THE TASK: Identify the lines that contain the string "labels", then copy each of them.

BEGIN DATASET RECORDS

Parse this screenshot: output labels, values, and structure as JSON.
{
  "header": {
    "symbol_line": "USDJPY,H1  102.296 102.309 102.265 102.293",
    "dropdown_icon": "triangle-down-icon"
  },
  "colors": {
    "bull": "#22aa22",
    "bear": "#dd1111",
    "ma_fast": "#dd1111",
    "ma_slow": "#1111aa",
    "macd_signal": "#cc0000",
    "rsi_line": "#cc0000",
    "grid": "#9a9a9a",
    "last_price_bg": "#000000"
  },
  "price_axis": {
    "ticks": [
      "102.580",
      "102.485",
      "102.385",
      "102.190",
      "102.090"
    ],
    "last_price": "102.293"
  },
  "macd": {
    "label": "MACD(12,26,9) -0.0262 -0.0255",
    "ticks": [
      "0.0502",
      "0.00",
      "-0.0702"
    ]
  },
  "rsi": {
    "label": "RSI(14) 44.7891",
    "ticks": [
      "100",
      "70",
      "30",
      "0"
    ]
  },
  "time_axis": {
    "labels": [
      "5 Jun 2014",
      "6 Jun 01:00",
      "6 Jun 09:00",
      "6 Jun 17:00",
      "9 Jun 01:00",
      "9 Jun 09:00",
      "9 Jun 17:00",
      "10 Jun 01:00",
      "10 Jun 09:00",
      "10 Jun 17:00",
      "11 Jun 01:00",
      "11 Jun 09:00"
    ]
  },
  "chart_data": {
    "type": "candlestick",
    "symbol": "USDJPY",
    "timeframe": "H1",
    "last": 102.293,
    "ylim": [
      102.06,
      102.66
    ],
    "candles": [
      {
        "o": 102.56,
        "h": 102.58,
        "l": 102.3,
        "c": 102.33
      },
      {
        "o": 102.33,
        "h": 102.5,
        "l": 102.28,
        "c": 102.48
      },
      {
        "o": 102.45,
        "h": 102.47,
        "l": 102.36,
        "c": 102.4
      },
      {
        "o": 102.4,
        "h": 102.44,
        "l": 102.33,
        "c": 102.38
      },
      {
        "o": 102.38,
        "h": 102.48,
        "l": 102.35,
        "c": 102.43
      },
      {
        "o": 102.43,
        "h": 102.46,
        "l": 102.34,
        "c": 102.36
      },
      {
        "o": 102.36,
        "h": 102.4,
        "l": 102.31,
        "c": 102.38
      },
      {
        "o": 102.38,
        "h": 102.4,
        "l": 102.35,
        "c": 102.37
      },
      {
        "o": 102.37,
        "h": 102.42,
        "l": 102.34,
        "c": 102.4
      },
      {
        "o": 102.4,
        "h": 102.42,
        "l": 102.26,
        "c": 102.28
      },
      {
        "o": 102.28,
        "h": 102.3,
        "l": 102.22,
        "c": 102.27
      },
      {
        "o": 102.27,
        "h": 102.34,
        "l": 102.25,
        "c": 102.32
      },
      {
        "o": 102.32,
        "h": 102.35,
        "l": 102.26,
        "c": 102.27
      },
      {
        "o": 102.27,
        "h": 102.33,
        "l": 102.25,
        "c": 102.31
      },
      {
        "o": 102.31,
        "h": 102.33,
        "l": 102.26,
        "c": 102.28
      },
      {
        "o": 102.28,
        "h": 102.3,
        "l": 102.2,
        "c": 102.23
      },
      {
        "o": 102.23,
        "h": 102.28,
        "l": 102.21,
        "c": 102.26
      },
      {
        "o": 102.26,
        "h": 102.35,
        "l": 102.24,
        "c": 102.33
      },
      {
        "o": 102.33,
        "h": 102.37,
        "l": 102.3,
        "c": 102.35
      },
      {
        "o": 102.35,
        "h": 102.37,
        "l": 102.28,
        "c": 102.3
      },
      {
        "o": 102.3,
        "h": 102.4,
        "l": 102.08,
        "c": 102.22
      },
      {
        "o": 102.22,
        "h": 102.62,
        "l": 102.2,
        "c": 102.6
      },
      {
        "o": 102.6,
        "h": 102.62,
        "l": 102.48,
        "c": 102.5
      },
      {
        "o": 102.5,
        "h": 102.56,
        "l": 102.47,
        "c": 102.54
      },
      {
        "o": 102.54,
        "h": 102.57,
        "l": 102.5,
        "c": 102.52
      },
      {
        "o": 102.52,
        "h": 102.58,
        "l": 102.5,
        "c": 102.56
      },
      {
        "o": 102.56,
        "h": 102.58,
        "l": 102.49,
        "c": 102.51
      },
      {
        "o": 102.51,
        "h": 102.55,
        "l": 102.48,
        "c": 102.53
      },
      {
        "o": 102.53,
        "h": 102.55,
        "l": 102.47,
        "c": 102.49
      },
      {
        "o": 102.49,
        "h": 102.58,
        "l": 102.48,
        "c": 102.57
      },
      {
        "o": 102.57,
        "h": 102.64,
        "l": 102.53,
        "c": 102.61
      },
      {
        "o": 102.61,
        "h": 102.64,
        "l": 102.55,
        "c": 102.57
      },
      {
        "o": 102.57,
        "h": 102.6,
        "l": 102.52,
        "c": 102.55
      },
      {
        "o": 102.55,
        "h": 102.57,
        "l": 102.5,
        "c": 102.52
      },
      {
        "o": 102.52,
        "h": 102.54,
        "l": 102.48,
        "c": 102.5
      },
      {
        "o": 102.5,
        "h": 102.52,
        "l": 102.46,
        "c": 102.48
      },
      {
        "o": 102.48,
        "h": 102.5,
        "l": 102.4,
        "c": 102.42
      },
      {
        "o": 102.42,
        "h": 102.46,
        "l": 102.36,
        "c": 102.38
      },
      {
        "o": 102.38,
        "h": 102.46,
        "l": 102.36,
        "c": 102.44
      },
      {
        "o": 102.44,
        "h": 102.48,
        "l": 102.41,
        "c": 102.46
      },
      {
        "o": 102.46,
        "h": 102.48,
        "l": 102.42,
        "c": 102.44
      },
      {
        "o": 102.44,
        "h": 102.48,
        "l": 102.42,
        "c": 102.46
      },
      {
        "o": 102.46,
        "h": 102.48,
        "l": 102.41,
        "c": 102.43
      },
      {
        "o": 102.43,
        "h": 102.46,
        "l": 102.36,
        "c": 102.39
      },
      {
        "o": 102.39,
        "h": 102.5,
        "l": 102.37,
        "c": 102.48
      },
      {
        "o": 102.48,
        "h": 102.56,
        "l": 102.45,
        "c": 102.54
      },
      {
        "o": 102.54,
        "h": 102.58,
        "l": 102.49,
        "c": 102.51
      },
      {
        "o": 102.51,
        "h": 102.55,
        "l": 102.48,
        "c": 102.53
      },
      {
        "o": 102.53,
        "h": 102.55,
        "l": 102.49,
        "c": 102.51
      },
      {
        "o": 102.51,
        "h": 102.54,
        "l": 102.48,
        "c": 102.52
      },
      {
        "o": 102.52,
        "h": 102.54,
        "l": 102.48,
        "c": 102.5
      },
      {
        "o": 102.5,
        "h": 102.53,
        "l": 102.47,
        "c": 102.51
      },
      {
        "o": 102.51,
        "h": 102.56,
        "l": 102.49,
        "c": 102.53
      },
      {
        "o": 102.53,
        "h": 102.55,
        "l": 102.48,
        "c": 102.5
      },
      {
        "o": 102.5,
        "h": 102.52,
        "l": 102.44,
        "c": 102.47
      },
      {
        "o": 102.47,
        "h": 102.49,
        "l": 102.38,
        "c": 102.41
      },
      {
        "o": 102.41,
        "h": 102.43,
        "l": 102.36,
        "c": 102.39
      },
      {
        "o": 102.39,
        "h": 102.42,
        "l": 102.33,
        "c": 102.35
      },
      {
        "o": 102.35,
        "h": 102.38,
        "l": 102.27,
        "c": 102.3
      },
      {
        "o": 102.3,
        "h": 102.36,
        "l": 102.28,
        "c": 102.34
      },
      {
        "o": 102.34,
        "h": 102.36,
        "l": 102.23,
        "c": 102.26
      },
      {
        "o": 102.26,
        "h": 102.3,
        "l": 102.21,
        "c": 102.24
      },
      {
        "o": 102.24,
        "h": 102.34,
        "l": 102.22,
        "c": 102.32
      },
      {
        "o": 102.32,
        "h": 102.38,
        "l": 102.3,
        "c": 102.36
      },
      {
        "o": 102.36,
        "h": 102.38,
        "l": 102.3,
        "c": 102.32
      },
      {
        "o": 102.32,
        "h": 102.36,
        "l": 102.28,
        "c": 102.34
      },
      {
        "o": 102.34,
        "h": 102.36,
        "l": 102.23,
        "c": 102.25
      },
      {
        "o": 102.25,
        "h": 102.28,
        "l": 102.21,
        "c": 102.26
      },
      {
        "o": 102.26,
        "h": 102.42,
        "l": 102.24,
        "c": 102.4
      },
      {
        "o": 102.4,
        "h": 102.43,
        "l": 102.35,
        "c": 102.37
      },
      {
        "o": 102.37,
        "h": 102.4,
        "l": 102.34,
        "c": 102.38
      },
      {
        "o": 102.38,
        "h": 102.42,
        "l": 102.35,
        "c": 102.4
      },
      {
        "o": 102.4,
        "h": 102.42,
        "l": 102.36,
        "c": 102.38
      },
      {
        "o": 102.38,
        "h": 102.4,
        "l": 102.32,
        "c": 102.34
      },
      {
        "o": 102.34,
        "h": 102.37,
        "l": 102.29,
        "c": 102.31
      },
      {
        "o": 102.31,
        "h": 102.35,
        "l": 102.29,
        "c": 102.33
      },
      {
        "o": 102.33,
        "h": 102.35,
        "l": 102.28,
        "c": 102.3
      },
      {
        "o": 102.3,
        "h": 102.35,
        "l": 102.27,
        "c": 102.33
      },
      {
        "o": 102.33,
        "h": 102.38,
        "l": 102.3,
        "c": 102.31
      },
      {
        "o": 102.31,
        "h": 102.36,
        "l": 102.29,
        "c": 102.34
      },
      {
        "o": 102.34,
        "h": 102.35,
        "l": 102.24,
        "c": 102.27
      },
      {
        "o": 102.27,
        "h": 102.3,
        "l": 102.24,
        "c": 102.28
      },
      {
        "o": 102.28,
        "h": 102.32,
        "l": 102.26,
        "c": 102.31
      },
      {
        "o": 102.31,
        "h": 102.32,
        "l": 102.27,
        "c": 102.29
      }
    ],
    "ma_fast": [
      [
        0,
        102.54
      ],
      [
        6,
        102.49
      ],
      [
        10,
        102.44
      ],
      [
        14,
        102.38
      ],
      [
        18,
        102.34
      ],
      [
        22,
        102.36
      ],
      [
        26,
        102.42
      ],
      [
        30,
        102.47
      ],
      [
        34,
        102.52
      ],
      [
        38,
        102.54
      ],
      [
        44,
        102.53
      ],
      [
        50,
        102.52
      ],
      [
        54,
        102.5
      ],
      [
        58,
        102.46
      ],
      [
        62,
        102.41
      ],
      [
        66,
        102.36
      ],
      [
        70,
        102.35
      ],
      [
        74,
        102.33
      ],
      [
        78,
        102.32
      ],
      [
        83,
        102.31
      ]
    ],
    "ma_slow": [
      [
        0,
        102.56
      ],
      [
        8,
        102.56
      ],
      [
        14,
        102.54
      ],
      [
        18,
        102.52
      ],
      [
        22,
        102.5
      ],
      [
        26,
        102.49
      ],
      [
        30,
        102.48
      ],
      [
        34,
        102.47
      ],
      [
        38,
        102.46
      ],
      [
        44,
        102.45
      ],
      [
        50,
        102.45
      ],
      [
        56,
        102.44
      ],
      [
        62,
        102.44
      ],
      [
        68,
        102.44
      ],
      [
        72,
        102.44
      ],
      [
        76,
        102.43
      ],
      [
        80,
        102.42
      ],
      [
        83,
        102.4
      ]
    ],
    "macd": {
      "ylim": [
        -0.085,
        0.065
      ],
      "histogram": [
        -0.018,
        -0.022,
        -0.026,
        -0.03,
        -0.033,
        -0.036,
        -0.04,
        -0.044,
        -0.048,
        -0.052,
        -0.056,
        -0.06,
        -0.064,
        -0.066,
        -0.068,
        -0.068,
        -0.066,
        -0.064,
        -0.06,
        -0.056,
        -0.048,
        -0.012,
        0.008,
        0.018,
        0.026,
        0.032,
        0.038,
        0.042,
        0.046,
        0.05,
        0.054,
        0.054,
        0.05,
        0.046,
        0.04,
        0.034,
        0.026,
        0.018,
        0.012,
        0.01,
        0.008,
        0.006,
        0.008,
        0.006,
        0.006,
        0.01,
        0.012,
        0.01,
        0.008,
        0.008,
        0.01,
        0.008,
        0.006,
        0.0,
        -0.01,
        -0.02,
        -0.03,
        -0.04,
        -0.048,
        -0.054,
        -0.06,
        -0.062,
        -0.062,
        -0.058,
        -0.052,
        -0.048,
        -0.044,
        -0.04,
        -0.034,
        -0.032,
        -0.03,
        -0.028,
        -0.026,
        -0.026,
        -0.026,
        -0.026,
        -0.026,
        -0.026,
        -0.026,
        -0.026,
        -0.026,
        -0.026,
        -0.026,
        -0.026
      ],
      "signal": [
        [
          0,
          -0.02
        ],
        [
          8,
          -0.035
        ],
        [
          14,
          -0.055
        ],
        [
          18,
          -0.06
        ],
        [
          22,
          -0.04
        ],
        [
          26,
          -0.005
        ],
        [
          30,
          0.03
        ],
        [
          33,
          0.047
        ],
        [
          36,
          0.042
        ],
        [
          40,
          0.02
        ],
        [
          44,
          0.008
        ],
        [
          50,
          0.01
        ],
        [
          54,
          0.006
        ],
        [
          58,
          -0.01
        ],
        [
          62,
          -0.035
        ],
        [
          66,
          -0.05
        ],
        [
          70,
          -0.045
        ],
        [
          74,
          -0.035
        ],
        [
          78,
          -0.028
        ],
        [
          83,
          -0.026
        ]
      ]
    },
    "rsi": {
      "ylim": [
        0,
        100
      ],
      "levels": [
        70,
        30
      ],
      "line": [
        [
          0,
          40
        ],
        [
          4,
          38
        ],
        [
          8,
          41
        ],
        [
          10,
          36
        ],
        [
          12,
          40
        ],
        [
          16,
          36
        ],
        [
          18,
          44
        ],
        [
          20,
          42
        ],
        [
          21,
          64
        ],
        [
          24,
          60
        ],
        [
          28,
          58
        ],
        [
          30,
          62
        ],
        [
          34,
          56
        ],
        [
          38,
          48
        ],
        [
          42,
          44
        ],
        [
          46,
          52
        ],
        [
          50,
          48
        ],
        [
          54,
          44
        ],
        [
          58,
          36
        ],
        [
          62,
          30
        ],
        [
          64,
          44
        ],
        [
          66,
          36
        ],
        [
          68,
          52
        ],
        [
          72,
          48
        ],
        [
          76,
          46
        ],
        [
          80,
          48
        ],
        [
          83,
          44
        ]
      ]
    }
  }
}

END DATASET RECORDS

IN RESPONSE:
Parse this screenshot: output labels, values, and structure as JSON.
    "labels": [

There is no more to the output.